Job —
Show each line of the data below that contains the string "ZELDA". Case counts when matching.

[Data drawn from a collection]
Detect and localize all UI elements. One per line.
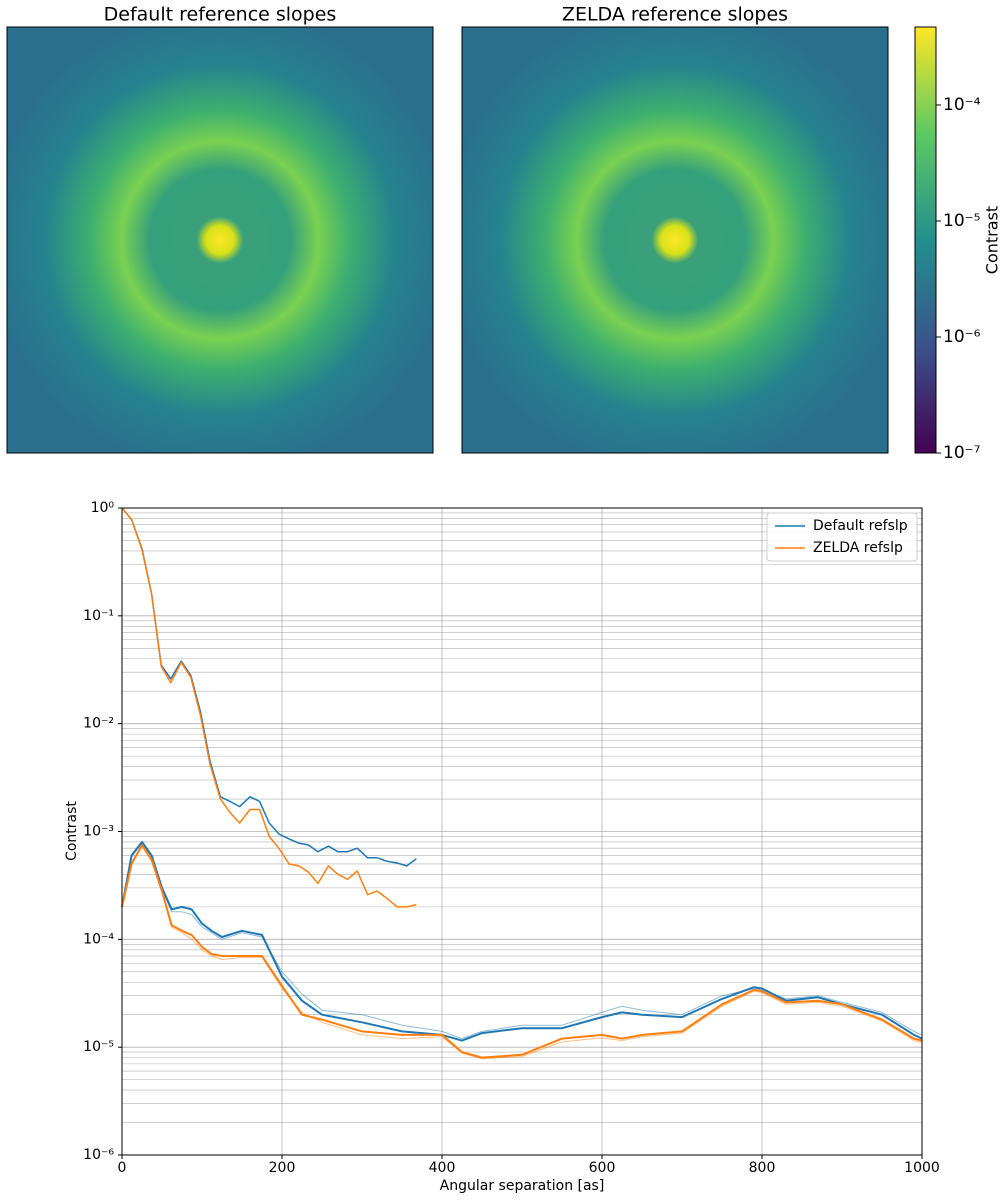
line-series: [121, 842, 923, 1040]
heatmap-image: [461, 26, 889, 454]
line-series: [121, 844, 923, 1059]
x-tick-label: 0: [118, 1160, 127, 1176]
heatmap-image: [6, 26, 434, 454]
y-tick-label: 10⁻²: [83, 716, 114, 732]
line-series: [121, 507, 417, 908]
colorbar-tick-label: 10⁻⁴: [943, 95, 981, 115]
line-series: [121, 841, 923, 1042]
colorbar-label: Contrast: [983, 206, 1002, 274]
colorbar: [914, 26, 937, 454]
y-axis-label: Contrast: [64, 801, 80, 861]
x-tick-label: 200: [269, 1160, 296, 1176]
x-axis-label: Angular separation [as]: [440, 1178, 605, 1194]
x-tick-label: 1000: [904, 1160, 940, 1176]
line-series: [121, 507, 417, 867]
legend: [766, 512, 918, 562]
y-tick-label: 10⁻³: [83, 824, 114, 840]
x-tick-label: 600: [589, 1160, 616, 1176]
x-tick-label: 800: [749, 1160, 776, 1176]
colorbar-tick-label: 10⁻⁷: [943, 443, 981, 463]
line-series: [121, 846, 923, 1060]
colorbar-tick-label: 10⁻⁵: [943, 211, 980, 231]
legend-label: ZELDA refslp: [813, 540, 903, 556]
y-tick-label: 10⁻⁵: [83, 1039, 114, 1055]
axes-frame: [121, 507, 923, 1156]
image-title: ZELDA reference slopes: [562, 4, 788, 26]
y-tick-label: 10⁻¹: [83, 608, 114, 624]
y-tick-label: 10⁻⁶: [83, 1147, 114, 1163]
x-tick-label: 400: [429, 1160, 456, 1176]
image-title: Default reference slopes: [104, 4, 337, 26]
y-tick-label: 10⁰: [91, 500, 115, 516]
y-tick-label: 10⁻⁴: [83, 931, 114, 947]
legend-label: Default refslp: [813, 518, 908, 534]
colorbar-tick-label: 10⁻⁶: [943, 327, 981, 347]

* * *

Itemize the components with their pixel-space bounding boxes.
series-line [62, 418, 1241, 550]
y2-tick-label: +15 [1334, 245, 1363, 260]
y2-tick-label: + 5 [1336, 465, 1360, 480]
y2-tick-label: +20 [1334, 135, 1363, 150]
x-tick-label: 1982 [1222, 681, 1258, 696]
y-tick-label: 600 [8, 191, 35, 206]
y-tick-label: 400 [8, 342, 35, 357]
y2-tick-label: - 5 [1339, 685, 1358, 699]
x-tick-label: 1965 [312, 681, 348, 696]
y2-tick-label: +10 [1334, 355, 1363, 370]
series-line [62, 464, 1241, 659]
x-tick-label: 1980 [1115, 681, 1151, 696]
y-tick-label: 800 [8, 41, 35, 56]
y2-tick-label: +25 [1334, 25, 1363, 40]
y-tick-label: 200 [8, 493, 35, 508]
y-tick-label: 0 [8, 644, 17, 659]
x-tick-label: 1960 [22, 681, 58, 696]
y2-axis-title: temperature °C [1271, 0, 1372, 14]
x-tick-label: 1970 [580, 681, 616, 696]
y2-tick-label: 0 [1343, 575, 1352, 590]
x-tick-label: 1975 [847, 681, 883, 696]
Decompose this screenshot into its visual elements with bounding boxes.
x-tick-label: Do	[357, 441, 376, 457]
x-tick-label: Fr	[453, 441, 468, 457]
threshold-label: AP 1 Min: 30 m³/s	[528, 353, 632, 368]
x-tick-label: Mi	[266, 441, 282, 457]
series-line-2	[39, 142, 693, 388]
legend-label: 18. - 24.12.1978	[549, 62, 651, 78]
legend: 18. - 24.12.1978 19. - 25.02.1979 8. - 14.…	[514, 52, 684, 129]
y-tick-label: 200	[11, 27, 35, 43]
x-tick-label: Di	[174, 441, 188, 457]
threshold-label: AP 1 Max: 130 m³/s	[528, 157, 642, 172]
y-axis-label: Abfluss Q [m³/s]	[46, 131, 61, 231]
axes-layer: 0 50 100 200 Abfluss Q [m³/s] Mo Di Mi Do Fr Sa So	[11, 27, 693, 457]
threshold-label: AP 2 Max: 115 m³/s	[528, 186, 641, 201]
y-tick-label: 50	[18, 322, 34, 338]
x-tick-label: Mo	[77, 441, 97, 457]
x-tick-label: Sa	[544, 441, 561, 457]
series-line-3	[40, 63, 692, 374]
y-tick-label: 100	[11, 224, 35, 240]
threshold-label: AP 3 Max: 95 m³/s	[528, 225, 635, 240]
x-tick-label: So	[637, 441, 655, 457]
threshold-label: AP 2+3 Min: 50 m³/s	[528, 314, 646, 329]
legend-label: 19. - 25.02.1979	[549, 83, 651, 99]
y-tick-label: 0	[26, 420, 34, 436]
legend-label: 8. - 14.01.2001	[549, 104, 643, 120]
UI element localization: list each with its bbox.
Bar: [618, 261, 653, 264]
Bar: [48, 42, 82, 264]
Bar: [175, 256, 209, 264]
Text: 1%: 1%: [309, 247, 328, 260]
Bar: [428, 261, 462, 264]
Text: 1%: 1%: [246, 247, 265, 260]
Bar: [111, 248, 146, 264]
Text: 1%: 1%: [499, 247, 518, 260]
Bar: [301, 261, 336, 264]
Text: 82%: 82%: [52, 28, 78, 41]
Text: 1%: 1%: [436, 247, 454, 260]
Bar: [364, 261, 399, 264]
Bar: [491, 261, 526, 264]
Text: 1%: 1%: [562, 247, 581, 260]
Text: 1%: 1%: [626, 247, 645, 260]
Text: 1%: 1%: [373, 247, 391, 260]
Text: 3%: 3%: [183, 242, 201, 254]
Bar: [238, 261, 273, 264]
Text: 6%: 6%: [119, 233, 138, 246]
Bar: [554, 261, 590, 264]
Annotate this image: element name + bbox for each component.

Task result —
legend-label: ZELDA refslp: [813, 540, 903, 556]
image-title: ZELDA reference slopes: [562, 4, 788, 26]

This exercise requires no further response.